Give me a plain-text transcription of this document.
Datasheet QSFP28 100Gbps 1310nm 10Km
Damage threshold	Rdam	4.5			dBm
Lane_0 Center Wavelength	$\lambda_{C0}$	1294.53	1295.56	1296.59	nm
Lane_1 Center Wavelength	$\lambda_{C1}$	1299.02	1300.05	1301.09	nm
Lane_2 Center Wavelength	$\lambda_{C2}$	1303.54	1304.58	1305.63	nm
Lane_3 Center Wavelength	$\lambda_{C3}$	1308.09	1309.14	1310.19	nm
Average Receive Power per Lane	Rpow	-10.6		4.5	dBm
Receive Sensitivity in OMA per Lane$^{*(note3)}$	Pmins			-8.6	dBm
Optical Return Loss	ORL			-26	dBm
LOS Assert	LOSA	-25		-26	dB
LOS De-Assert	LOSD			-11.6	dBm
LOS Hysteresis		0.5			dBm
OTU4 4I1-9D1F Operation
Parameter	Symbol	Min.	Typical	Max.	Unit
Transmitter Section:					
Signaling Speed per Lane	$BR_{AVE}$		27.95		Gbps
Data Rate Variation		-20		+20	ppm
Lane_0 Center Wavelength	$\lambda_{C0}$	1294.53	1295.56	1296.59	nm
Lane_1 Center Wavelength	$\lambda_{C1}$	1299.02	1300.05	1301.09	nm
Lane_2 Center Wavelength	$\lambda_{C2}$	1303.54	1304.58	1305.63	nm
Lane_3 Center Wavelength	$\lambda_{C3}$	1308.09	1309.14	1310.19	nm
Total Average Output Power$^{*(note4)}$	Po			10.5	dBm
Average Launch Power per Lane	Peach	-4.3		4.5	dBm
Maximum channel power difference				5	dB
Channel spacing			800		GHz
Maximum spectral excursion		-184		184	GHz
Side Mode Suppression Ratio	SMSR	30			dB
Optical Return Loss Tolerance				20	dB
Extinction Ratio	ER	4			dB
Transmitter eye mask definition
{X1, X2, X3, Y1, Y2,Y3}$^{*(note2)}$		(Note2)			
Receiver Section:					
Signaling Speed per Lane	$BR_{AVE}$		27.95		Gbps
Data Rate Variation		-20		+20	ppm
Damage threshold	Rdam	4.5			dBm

### Task instructions
Above are the records; retype them all without a single difference.

### Answer in full
Give me a plain-text transcription of this document.
Datasheet QSFP28 100Gbps 1310nm 10Km
Damage threshold	Rdam	4.5			dBm
Lane_0 Center Wavelength	$\lambda_{C0}$	1294.53	1295.56	1296.59	nm
Lane_1 Center Wavelength	$\lambda_{C1}$	1299.02	1300.05	1301.09	nm
Lane_2 Center Wavelength	$\lambda_{C2}$	1303.54	1304.58	1305.63	nm
Lane_3 Center Wavelength	$\lambda_{C3}$	1308.09	1309.14	1310.19	nm
Average Receive Power per Lane	Rpow	-10.6		4.5	dBm
Receive Sensitivity in OMA per Lane$^{*(note3)}$	Pmins			-8.6	dBm
Optical Return Loss	ORL			-26	dBm
LOS Assert	LOSA	-25		-26	dB
LOS De-Assert	LOSD			-11.6	dBm
LOS Hysteresis		0.5			dBm
OTU4 4I1-9D1F Operation
Parameter	Symbol	Min.	Typical	Max.	Unit
Transmitter Section:					
Signaling Speed per Lane	$BR_{AVE}$		27.95		Gbps
Data Rate Variation		-20		+20	ppm
Lane_0 Center Wavelength	$\lambda_{C0}$	1294.53	1295.56	1296.59	nm
Lane_1 Center Wavelength	$\lambda_{C1}$	1299.02	1300.05	1301.09	nm
Lane_2 Center Wavelength	$\lambda_{C2}$	1303.54	1304.58	1305.63	nm
Lane_3 Center Wavelength	$\lambda_{C3}$	1308.09	1309.14	1310.19	nm
Total Average Output Power$^{*(note4)}$	Po			10.5	dBm
Average Launch Power per Lane	Peach	-4.3		4.5	dBm
Maximum channel power difference				5	dB
Channel spacing			800		GHz
Maximum spectral excursion		-184		184	GHz
Side Mode Suppression Ratio	SMSR	30			dB
Optical Return Loss Tolerance				20	dB
Extinction Ratio	ER	4			dB
Transmitter eye mask definition
{X1, X2, X3, Y1, Y2,Y3}$^{*(note2)}$		(Note2)			
Receiver Section:					
Signaling Speed per Lane	$BR_{AVE}$		27.95		Gbps
Data Rate Variation		-20		+20	ppm
Damage threshold	Rdam	4.5			dBm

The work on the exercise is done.